[Given task] Copy out each line of the data holding "proportion".

═════ Given records

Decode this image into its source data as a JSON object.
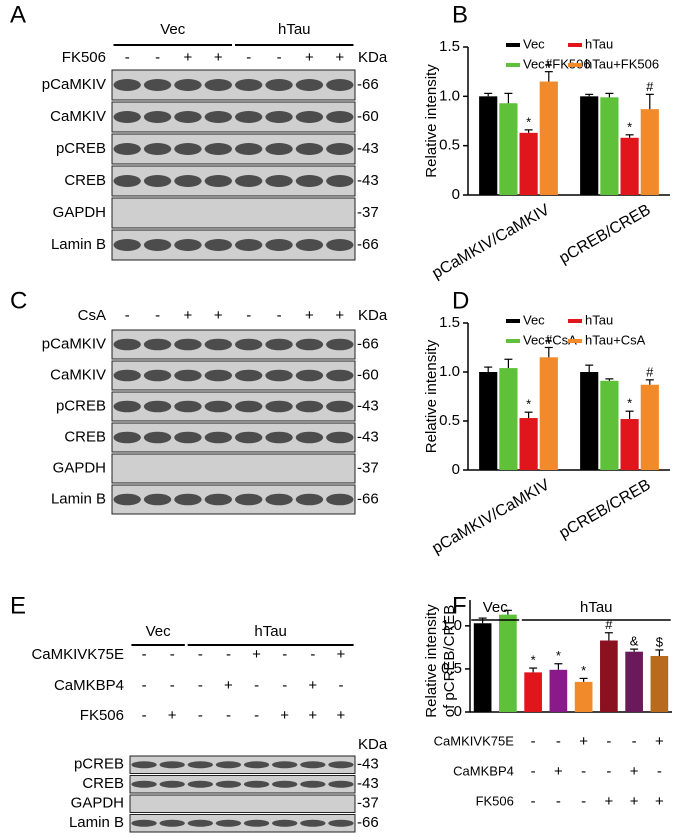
{
  "panels": [
    {
      "label": "A",
      "groups": [
        "Vec",
        "hTau"
      ],
      "treatments": [
        {
          "name": "FK506",
          "signs": [
            "-",
            "-",
            "+",
            "+",
            "-",
            "-",
            "+",
            "+"
          ]
        }
      ],
      "unit": "KDa",
      "rows": [
        {
          "name": "pCaMKIV",
          "kda": "-66"
        },
        {
          "name": "CaMKIV",
          "kda": "-60"
        },
        {
          "name": "pCREB",
          "kda": "-43"
        },
        {
          "name": "CREB",
          "kda": "-43"
        },
        {
          "name": "GAPDH",
          "kda": "-37"
        },
        {
          "name": "Lamin B",
          "kda": "-66"
        }
      ]
    },
    {
      "label": "C",
      "treatments": [
        {
          "name": "CsA",
          "signs": [
            "-",
            "-",
            "+",
            "+",
            "-",
            "-",
            "+",
            "+"
          ]
        }
      ],
      "unit": "KDa",
      "rows": [
        {
          "name": "pCaMKIV",
          "kda": "-66"
        },
        {
          "name": "CaMKIV",
          "kda": "-60"
        },
        {
          "name": "pCREB",
          "kda": "-43"
        },
        {
          "name": "CREB",
          "kda": "-43"
        },
        {
          "name": "GAPDH",
          "kda": "-37"
        },
        {
          "name": "Lamin B",
          "kda": "-66"
        }
      ]
    },
    {
      "label": "E",
      "groups": [
        "Vec",
        "hTau"
      ],
      "treatments": [
        {
          "name": "CaMKIVK75E",
          "signs": [
            "-",
            "-",
            "-",
            "-",
            "+",
            "-",
            "-",
            "+"
          ]
        },
        {
          "name": "CaMKBP4",
          "signs": [
            "-",
            "-",
            "-",
            "+",
            "-",
            "-",
            "+",
            "-"
          ]
        },
        {
          "name": "FK506",
          "signs": [
            "-",
            "+",
            "-",
            "-",
            "-",
            "+",
            "+",
            "+"
          ]
        }
      ],
      "unit": "KDa",
      "rows": [
        {
          "name": "pCREB",
          "kda": "-43"
        },
        {
          "name": "CREB",
          "kda": "-43"
        },
        {
          "name": "GAPDH",
          "kda": "-37"
        },
        {
          "name": "Lamin B",
          "kda": "-66"
        }
      ]
    }
  ],
  "chart_data": [
    {
      "type": "bar",
      "panel_label": "B",
      "ylabel": "Relative intensity",
      "categories": [
        "pCaMKIV/CaMKIV",
        "pCREB/CREB"
      ],
      "series": [
        {
          "name": "Vec",
          "color": "#000000",
          "values": [
            1.0,
            1.0
          ],
          "errors": [
            0.03,
            0.02
          ],
          "annotations": [
            null,
            null
          ]
        },
        {
          "name": "Vec+FK506",
          "color": "#5fc13a",
          "values": [
            0.93,
            0.99
          ],
          "errors": [
            0.1,
            0.04
          ],
          "annotations": [
            null,
            null
          ]
        },
        {
          "name": "hTau",
          "color": "#e0161c",
          "values": [
            0.63,
            0.58
          ],
          "errors": [
            0.03,
            0.03
          ],
          "annotations": [
            "*",
            "*"
          ]
        },
        {
          "name": "hTau+FK506",
          "color": "#f08a2a",
          "values": [
            1.15,
            0.87
          ],
          "errors": [
            0.1,
            0.15
          ],
          "annotations": [
            "#",
            "#"
          ]
        }
      ],
      "ylim": [
        0,
        1.5
      ],
      "yticks": [
        0,
        0.5,
        {
          "value": 1,
          "label": "1.0"
        },
        1.5
      ]
    },
    {
      "type": "bar",
      "panel_label": "D",
      "ylabel": "Relative intensity",
      "categories": [
        "pCaMKIV/CaMKIV",
        "pCREB/CREB"
      ],
      "series": [
        {
          "name": "Vec",
          "color": "#000000",
          "values": [
            1.0,
            1.0
          ],
          "errors": [
            0.05,
            0.07
          ],
          "annotations": [
            null,
            null
          ]
        },
        {
          "name": "Vec+CsA",
          "color": "#5fc13a",
          "values": [
            1.04,
            0.91
          ],
          "errors": [
            0.09,
            0.02
          ],
          "annotations": [
            null,
            null
          ]
        },
        {
          "name": "hTau",
          "color": "#e0161c",
          "values": [
            0.53,
            0.52
          ],
          "errors": [
            0.06,
            0.08
          ],
          "annotations": [
            "*",
            "*"
          ]
        },
        {
          "name": "hTau+CsA",
          "color": "#f08a2a",
          "values": [
            1.15,
            0.87
          ],
          "errors": [
            0.1,
            0.05
          ],
          "annotations": [
            "#",
            "#"
          ]
        }
      ],
      "ylim": [
        0,
        1.5
      ],
      "yticks": [
        0,
        0.5,
        {
          "value": 1,
          "label": "1.0"
        },
        1.5
      ]
    },
    {
      "type": "bar",
      "panel_label": "F",
      "ylabel": [
        "Relative intensity",
        "of pCREB/CREB"
      ],
      "groups": [
        "Vec",
        "hTau"
      ],
      "values": [
        1.03,
        1.13,
        0.46,
        0.49,
        0.35,
        0.83,
        0.7,
        0.65
      ],
      "errors": [
        0.06,
        0.05,
        0.05,
        0.07,
        0.04,
        0.09,
        0.03,
        0.07
      ],
      "colors": [
        "#000000",
        "#5fc13a",
        "#e0161c",
        "#8a1a8a",
        "#f08a2a",
        "#8b1020",
        "#6a1a5a",
        "#b86a1e"
      ],
      "annotations": [
        null,
        null,
        "*",
        "*",
        "*",
        "#",
        "&",
        "$"
      ],
      "treatments": [
        {
          "name": "CaMKIVK75E",
          "signs": [
            null,
            null,
            "-",
            "-",
            "+",
            "-",
            "-",
            "+"
          ]
        },
        {
          "name": "CaMKBP4",
          "signs": [
            null,
            null,
            "-",
            "+",
            "-",
            "-",
            "+",
            "-"
          ]
        },
        {
          "name": "FK506",
          "signs": [
            null,
            null,
            "-",
            "-",
            "-",
            "+",
            "+",
            "+"
          ]
        }
      ],
      "ylim": [
        0,
        1.3
      ],
      "yticks": [
        0,
        0.5,
        {
          "value": 1,
          "label": "1.0"
        }
      ]
    }
  ]
}
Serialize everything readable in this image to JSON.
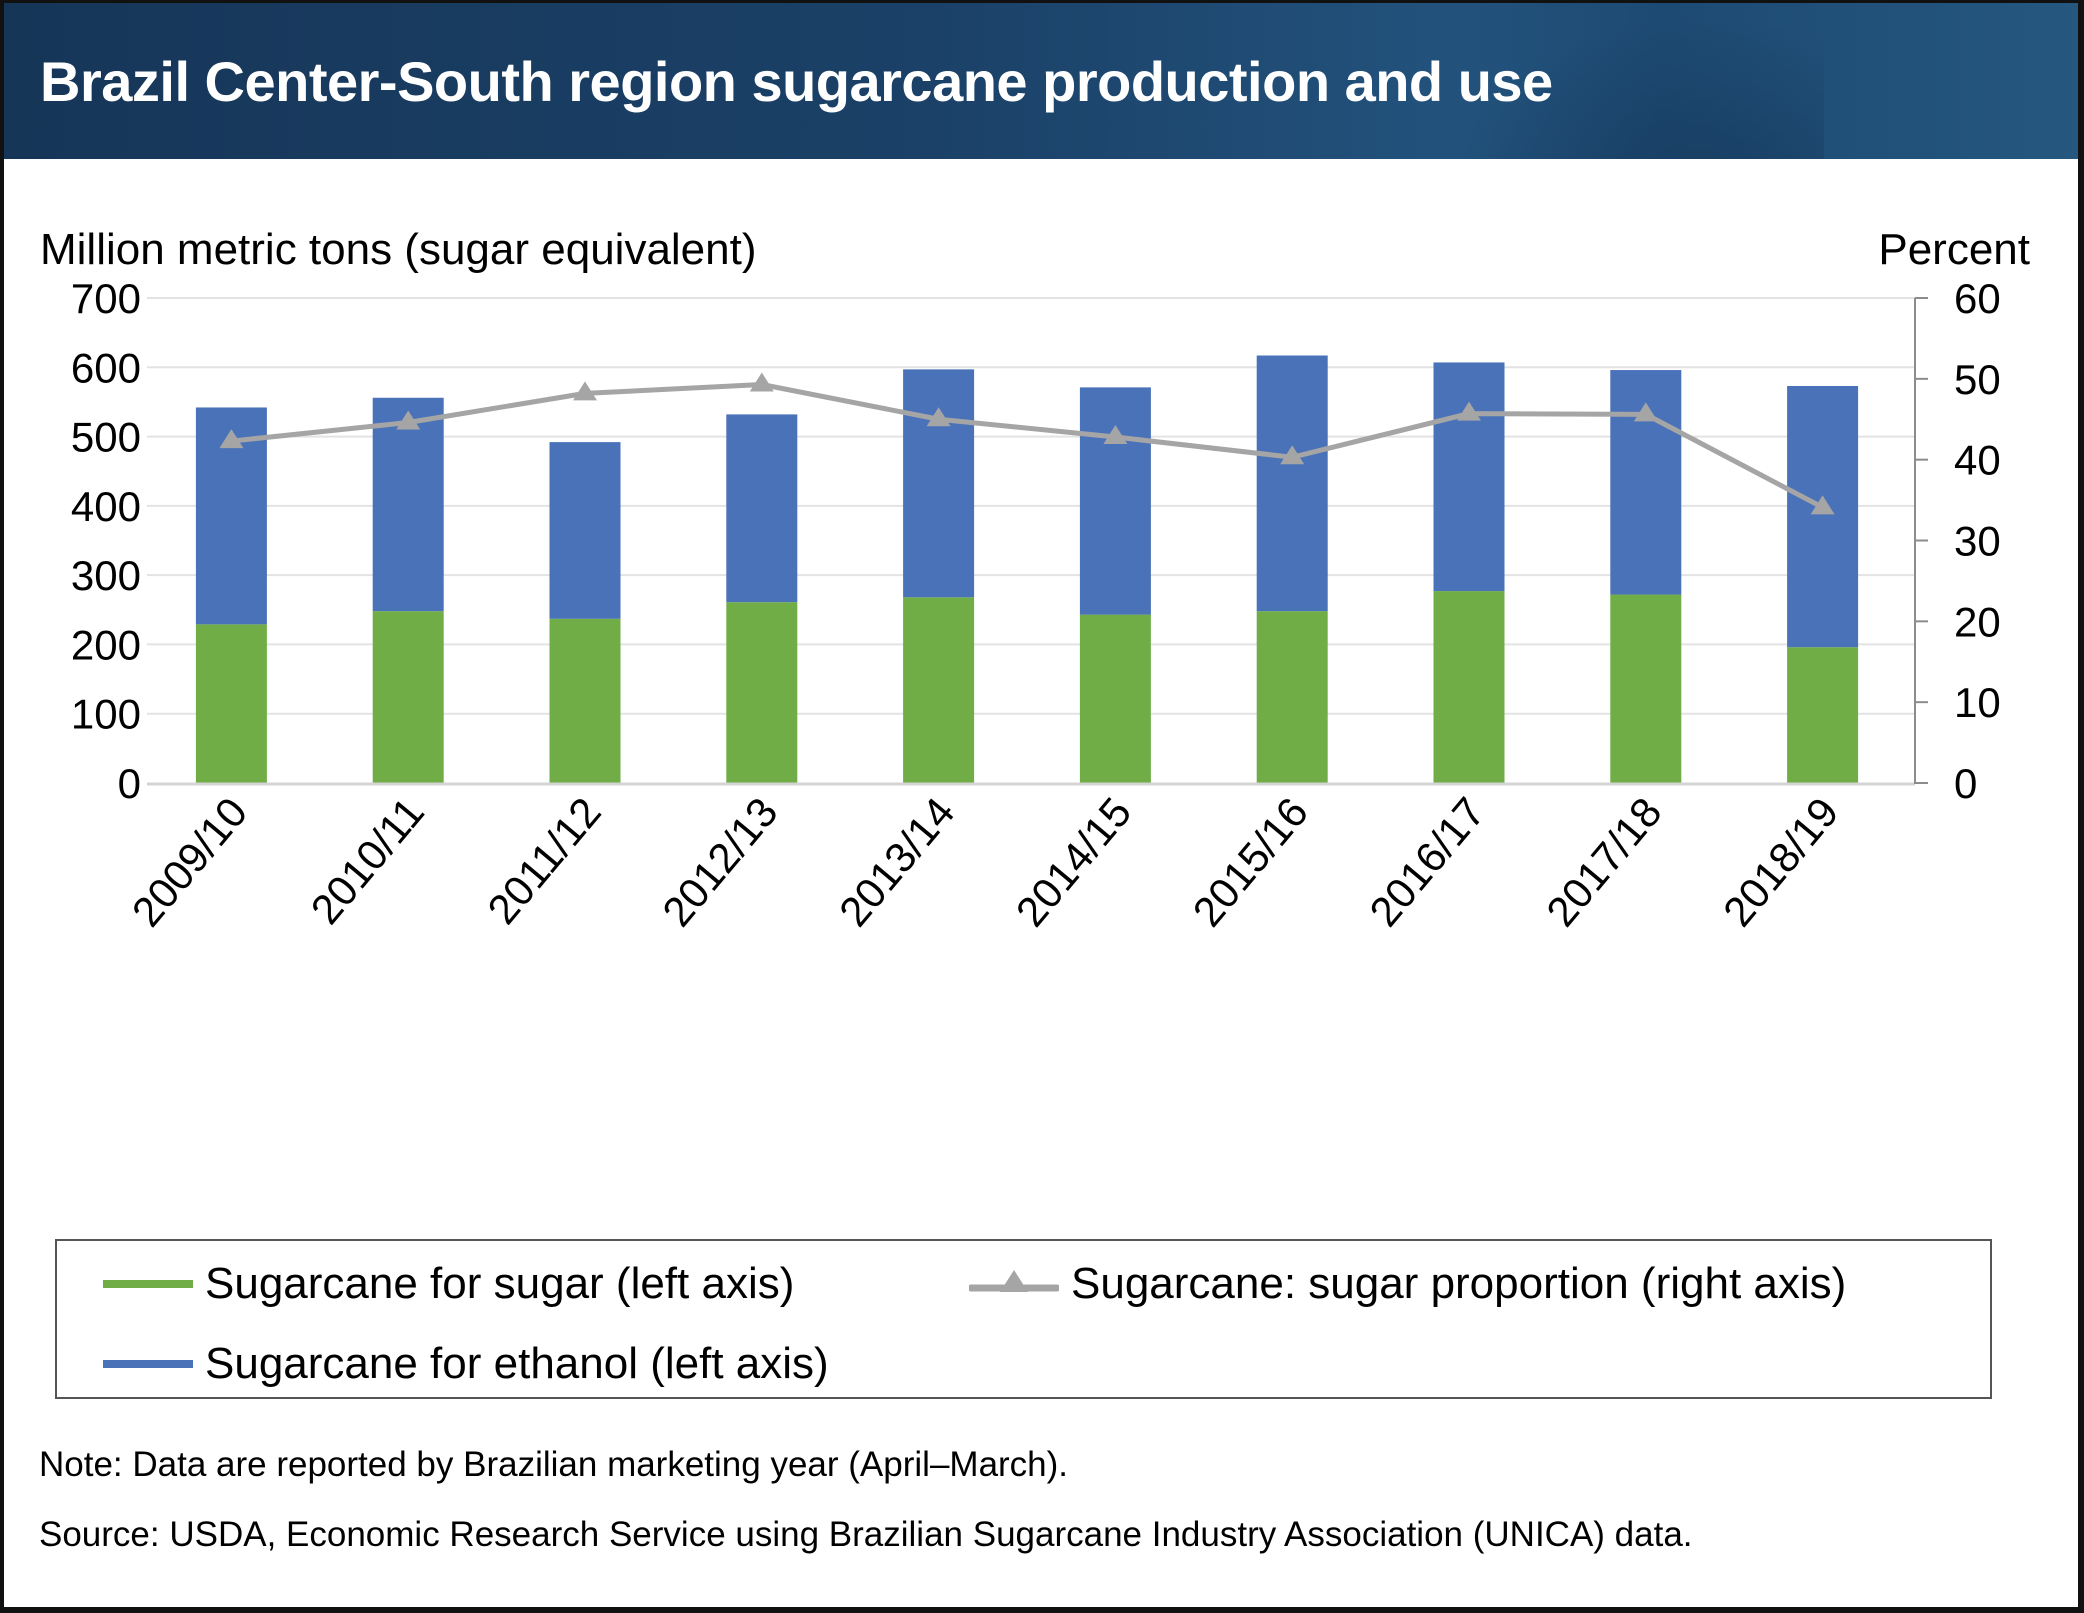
{
  "header": {
    "title": "Brazil Center-South region sugarcane production and use"
  },
  "axes": {
    "left_title": "Million metric tons (sugar equivalent)",
    "right_title": "Percent"
  },
  "colors": {
    "sugar": "#70ad47",
    "ethanol": "#4a72b8",
    "proportion": "#a5a5a5",
    "gridline": "#e3e3e3",
    "header_bg": "#173a5c"
  },
  "legend": {
    "items": [
      {
        "label": "Sugarcane for sugar (left axis)",
        "color": "#70ad47",
        "marker": "line"
      },
      {
        "label": "Sugarcane: sugar proportion (right axis)",
        "color": "#a5a5a5",
        "marker": "line-triangle"
      },
      {
        "label": "Sugarcane for ethanol (left axis)",
        "color": "#4a72b8",
        "marker": "line"
      }
    ]
  },
  "footer": {
    "note": "Note: Data are reported by Brazilian marketing year (April–March).",
    "source": "Source: USDA, Economic Research Service using Brazilian Sugarcane Industry Association (UNICA) data."
  },
  "chart_data": {
    "type": "bar",
    "subtype": "stacked-bar-with-line",
    "title": "Brazil Center-South region sugarcane production and use",
    "xlabel": "",
    "ylabel": "Million metric tons (sugar equivalent)",
    "y2label": "Percent",
    "categories": [
      "2009/10",
      "2010/11",
      "2011/12",
      "2012/13",
      "2013/14",
      "2014/15",
      "2015/16",
      "2016/17",
      "2017/18",
      "2018/19"
    ],
    "series": [
      {
        "name": "Sugarcane for sugar (left axis)",
        "axis": "left",
        "type": "bar",
        "stack": "total",
        "values": [
          229,
          248,
          237,
          261,
          268,
          243,
          248,
          277,
          272,
          196
        ]
      },
      {
        "name": "Sugarcane for ethanol (left axis)",
        "axis": "left",
        "type": "bar",
        "stack": "total",
        "values": [
          313,
          308,
          255,
          271,
          329,
          328,
          369,
          330,
          324,
          377
        ]
      },
      {
        "name": "Sugarcane: sugar proportion (right axis)",
        "axis": "right",
        "type": "line",
        "marker": "triangle",
        "values": [
          42.3,
          44.6,
          48.2,
          49.3,
          45.0,
          42.8,
          40.3,
          45.7,
          45.6,
          34.1
        ]
      }
    ],
    "ylim": [
      0,
      700
    ],
    "yticks": [
      0,
      100,
      200,
      300,
      400,
      500,
      600,
      700
    ],
    "y2lim": [
      0,
      60
    ],
    "y2ticks": [
      0,
      10,
      20,
      30,
      40,
      50,
      60
    ],
    "grid": true,
    "legend_position": "bottom"
  }
}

══════════

[Solution]
    "proportion": "#a5a5a5",
        "label": "Sugarcane: sugar proportion (right axis)",
        "name": "Sugarcane: sugar proportion (right axis)",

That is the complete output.